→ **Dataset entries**
>> Begin

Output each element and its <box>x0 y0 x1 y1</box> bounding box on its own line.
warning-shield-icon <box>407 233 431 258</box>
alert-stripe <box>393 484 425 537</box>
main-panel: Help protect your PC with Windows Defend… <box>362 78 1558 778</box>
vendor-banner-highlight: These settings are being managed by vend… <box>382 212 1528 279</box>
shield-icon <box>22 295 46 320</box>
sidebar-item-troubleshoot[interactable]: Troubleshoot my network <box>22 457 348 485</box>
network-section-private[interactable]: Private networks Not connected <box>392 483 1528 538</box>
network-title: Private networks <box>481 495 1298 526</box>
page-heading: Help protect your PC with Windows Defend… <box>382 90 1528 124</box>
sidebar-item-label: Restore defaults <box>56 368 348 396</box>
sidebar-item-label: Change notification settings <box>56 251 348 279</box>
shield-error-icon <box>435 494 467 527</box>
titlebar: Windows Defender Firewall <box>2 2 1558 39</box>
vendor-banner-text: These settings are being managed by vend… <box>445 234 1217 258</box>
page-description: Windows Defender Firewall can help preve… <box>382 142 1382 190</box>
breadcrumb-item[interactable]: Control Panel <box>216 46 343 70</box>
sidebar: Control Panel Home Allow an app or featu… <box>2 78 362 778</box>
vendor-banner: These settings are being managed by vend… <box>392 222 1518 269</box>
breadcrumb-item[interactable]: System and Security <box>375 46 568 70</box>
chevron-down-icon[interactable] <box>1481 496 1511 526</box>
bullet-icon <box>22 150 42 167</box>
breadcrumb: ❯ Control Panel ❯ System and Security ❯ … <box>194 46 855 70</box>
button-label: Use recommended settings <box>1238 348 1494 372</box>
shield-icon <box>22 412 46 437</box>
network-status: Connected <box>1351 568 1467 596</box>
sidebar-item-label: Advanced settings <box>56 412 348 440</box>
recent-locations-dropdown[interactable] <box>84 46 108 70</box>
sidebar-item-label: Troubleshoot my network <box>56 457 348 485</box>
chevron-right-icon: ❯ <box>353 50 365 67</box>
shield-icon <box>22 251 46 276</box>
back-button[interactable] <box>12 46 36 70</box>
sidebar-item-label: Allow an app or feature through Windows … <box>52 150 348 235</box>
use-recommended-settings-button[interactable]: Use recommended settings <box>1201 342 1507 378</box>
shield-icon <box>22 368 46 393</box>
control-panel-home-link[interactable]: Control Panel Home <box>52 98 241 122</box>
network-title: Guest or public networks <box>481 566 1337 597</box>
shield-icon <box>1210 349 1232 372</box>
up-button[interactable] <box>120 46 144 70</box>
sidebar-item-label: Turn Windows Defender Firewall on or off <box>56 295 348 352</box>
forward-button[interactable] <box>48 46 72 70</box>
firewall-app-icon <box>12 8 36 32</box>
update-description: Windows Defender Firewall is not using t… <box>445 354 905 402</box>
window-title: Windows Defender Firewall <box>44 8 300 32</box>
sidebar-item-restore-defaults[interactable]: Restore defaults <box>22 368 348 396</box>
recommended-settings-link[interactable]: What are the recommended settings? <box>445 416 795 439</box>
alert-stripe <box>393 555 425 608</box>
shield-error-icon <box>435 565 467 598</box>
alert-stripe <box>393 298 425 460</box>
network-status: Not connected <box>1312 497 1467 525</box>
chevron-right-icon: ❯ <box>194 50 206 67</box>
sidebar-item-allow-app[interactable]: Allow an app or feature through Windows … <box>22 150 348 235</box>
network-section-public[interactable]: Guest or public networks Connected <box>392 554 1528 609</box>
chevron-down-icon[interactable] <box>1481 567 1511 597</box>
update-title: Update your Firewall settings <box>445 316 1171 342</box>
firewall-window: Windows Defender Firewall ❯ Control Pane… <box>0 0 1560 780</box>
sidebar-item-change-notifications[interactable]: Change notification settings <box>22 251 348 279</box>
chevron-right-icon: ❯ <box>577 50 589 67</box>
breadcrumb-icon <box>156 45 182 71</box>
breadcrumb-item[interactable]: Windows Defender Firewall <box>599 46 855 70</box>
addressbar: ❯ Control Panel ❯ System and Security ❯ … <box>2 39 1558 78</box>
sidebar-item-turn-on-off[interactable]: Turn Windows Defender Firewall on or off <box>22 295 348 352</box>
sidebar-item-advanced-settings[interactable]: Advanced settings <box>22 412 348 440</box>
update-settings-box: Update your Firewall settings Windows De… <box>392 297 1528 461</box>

>> End

→ **Request**
Rewrite the lines above so that every "Troubleshoot my network" becomes "Fix network problems", with nothing else changed.

→ **Solution to this exercise**
Output each element and its <box>x0 y0 x1 y1</box> bounding box on its own line.
warning-shield-icon <box>407 233 431 258</box>
alert-stripe <box>393 484 425 537</box>
main-panel: Help protect your PC with Windows Defend… <box>362 78 1558 778</box>
vendor-banner-highlight: These settings are being managed by vend… <box>382 212 1528 279</box>
shield-icon <box>22 295 46 320</box>
sidebar-item-troubleshoot[interactable]: Fix network problems <box>22 457 348 485</box>
network-section-private[interactable]: Private networks Not connected <box>392 483 1528 538</box>
network-title: Private networks <box>481 495 1298 526</box>
page-heading: Help protect your PC with Windows Defend… <box>382 90 1528 124</box>
sidebar-item-label: Restore defaults <box>56 368 348 396</box>
sidebar-item-label: Change notification settings <box>56 251 348 279</box>
shield-error-icon <box>435 494 467 527</box>
titlebar: Windows Defender Firewall <box>2 2 1558 39</box>
vendor-banner-text: These settings are being managed by vend… <box>445 234 1217 258</box>
page-description: Windows Defender Firewall can help preve… <box>382 142 1382 190</box>
breadcrumb-item[interactable]: Control Panel <box>216 46 343 70</box>
sidebar: Control Panel Home Allow an app or featu… <box>2 78 362 778</box>
vendor-banner: These settings are being managed by vend… <box>392 222 1518 269</box>
breadcrumb-item[interactable]: System and Security <box>375 46 568 70</box>
chevron-down-icon[interactable] <box>1481 496 1511 526</box>
bullet-icon <box>22 150 42 167</box>
breadcrumb: ❯ Control Panel ❯ System and Security ❯ … <box>194 46 855 70</box>
button-label: Use recommended settings <box>1238 348 1494 372</box>
shield-icon <box>22 412 46 437</box>
network-status: Connected <box>1351 568 1467 596</box>
sidebar-item-label: Advanced settings <box>56 412 348 440</box>
recent-locations-dropdown[interactable] <box>84 46 108 70</box>
sidebar-item-label: Fix network problems <box>56 457 348 485</box>
chevron-right-icon: ❯ <box>353 50 365 67</box>
shield-icon <box>22 251 46 276</box>
back-button[interactable] <box>12 46 36 70</box>
sidebar-item-label: Allow an app or feature through Windows … <box>52 150 348 235</box>
use-recommended-settings-button[interactable]: Use recommended settings <box>1201 342 1507 378</box>
shield-icon <box>22 368 46 393</box>
control-panel-home-link[interactable]: Control Panel Home <box>52 98 241 122</box>
network-title: Guest or public networks <box>481 566 1337 597</box>
shield-icon <box>1210 349 1232 372</box>
up-button[interactable] <box>120 46 144 70</box>
sidebar-item-label: Turn Windows Defender Firewall on or off <box>56 295 348 352</box>
forward-button[interactable] <box>48 46 72 70</box>
firewall-app-icon <box>12 8 36 32</box>
update-description: Windows Defender Firewall is not using t… <box>445 354 905 402</box>
window-title: Windows Defender Firewall <box>44 8 300 32</box>
sidebar-item-restore-defaults[interactable]: Restore defaults <box>22 368 348 396</box>
recommended-settings-link[interactable]: What are the recommended settings? <box>445 416 795 439</box>
alert-stripe <box>393 555 425 608</box>
shield-error-icon <box>435 565 467 598</box>
alert-stripe <box>393 298 425 460</box>
network-status: Not connected <box>1312 497 1467 525</box>
chevron-right-icon: ❯ <box>194 50 206 67</box>
sidebar-item-allow-app[interactable]: Allow an app or feature through Windows … <box>22 150 348 235</box>
network-section-public[interactable]: Guest or public networks Connected <box>392 554 1528 609</box>
chevron-down-icon[interactable] <box>1481 567 1511 597</box>
update-title: Update your Firewall settings <box>445 316 1171 342</box>
firewall-window: Windows Defender Firewall ❯ Control Pane… <box>0 0 1560 780</box>
sidebar-item-change-notifications[interactable]: Change notification settings <box>22 251 348 279</box>
chevron-right-icon: ❯ <box>577 50 589 67</box>
breadcrumb-icon <box>156 45 182 71</box>
breadcrumb-item[interactable]: Windows Defender Firewall <box>599 46 855 70</box>
addressbar: ❯ Control Panel ❯ System and Security ❯ … <box>2 39 1558 78</box>
sidebar-item-turn-on-off[interactable]: Turn Windows Defender Firewall on or off <box>22 295 348 352</box>
sidebar-item-advanced-settings[interactable]: Advanced settings <box>22 412 348 440</box>
update-settings-box: Update your Firewall settings Windows De… <box>392 297 1528 461</box>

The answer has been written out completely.